__SUPPLIED DATA__
/---

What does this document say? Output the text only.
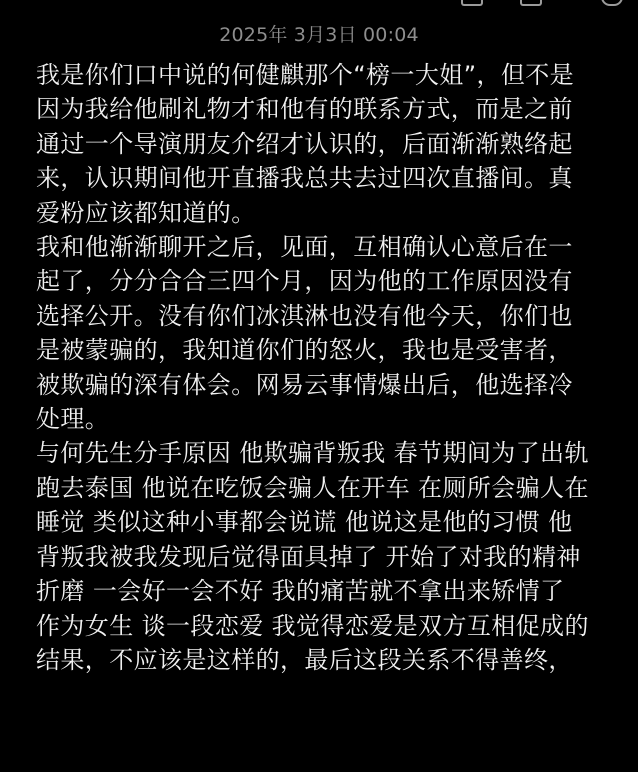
2025年 3月3日 00:04

我是你们口中说的何健麒那个“榜一大姐”，但不是

因为我给他刷礼物才和他有的联系方式，而是之前

通过一个导演朋友介绍才认识的，后面渐渐熟络起

来，认识期间他开直播我总共去过四次直播间。真

爱粉应该都知道的。

我和他渐渐聊开之后，见面，互相确认心意后在一

起了，分分合合三四个月，因为他的工作原因没有

选择公开。没有你们冰淇淋也没有他今天，你们也

是被蒙骗的，我知道你们的怒火，我也是受害者，

被欺骗的深有体会。网易云事情爆出后，他选择冷

处理。

与何先生分手原因 他欺骗背叛我 春节期间为了出轨

跑去泰国 他说在吃饭会骗人在开车 在厕所会骗人在

睡觉 类似这种小事都会说谎 他说这是他的习惯 他

背叛我被我发现后觉得面具掉了 开始了对我的精神

折磨 一会好一会不好 我的痛苦就不拿出来矫情了

作为女生 谈一段恋爱 我觉得恋爱是双方互相促成的

结果，不应该是这样的，最后这段关系不得善终，
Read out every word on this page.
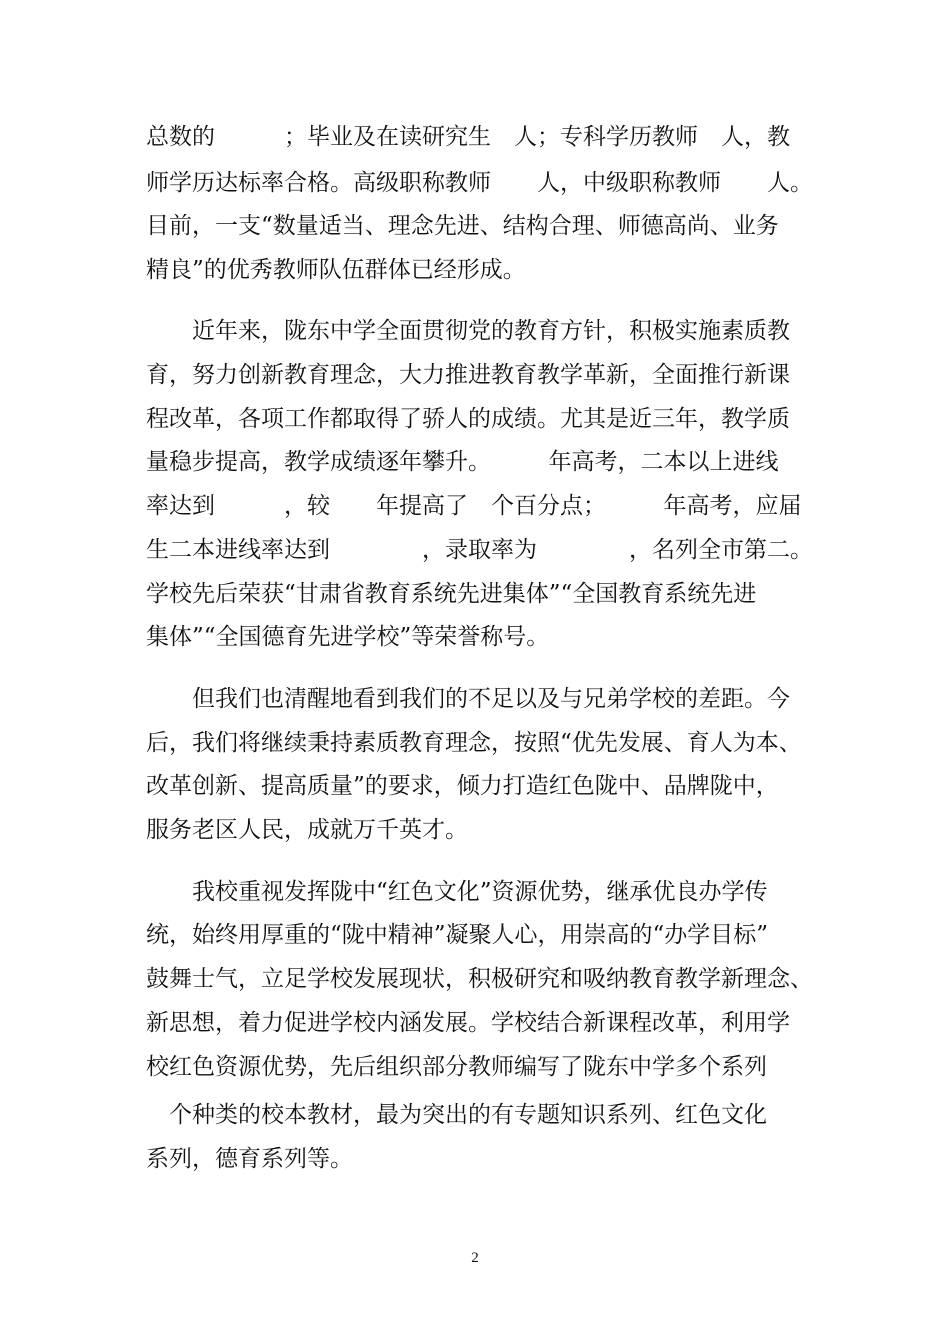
总数的　　　；毕业及在读研究生　人；专科学历教师　人，教
师学历达标率合格。高级职称教师　　人，中级职称教师　　人。
目前，一支“数量适当、理念先进、结构合理、师德高尚、业务
精良”的优秀教师队伍群体已经形成。
　　近年来，陇东中学全面贯彻党的教育方针，积极实施素质教
育，努力创新教育理念，大力推进教育教学革新，全面推行新课
程改革，各项工作都取得了骄人的成绩。尤其是近三年，教学质
量稳步提高，教学成绩逐年攀升。　　　年高考，二本以上进线
率达到　　　，较　　年提高了　个百分点；　　　年高考，应届
生二本进线率达到　　　　，录取率为　　　　，名列全市第二。
学校先后荣获“甘肃省教育系统先进集体”“全国教育系统先进
集体”“全国德育先进学校”等荣誉称号。
　　但我们也清醒地看到我们的不足以及与兄弟学校的差距。今
后，我们将继续秉持素质教育理念，按照“优先发展、育人为本、
改革创新、提高质量”的要求，倾力打造红色陇中、品牌陇中，
服务老区人民，成就万千英才。
　　我校重视发挥陇中“红色文化”资源优势，继承优良办学传
统，始终用厚重的“陇中精神”凝聚人心，用崇高的“办学目标”
鼓舞士气，立足学校发展现状，积极研究和吸纳教育教学新理念、
新思想，着力促进学校内涵发展。学校结合新课程改革，利用学
校红色资源优势，先后组织部分教师编写了陇东中学多个系列
　个种类的校本教材，最为突出的有专题知识系列、红色文化
系列，德育系列等。
2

\---

__GOAL OF THE EXERCISE__
Starting with the line that contains "Read out every word on this page.", reproduce every line down to the end of the listing above, both endpoints included. Pictures stay out.

__THE RESPONSE__
Read out every word on this page.
总数的　　　；毕业及在读研究生　人；专科学历教师　人，教
师学历达标率合格。高级职称教师　　人，中级职称教师　　人。
目前，一支“数量适当、理念先进、结构合理、师德高尚、业务
精良”的优秀教师队伍群体已经形成。
　　近年来，陇东中学全面贯彻党的教育方针，积极实施素质教
育，努力创新教育理念，大力推进教育教学革新，全面推行新课
程改革，各项工作都取得了骄人的成绩。尤其是近三年，教学质
量稳步提高，教学成绩逐年攀升。　　　年高考，二本以上进线
率达到　　　，较　　年提高了　个百分点；　　　年高考，应届
生二本进线率达到　　　　，录取率为　　　　，名列全市第二。
学校先后荣获“甘肃省教育系统先进集体”“全国教育系统先进
集体”“全国德育先进学校”等荣誉称号。
　　但我们也清醒地看到我们的不足以及与兄弟学校的差距。今
后，我们将继续秉持素质教育理念，按照“优先发展、育人为本、
改革创新、提高质量”的要求，倾力打造红色陇中、品牌陇中，
服务老区人民，成就万千英才。
　　我校重视发挥陇中“红色文化”资源优势，继承优良办学传
统，始终用厚重的“陇中精神”凝聚人心，用崇高的“办学目标”
鼓舞士气，立足学校发展现状，积极研究和吸纳教育教学新理念、
新思想，着力促进学校内涵发展。学校结合新课程改革，利用学
校红色资源优势，先后组织部分教师编写了陇东中学多个系列
　个种类的校本教材，最为突出的有专题知识系列、红色文化
系列，德育系列等。
2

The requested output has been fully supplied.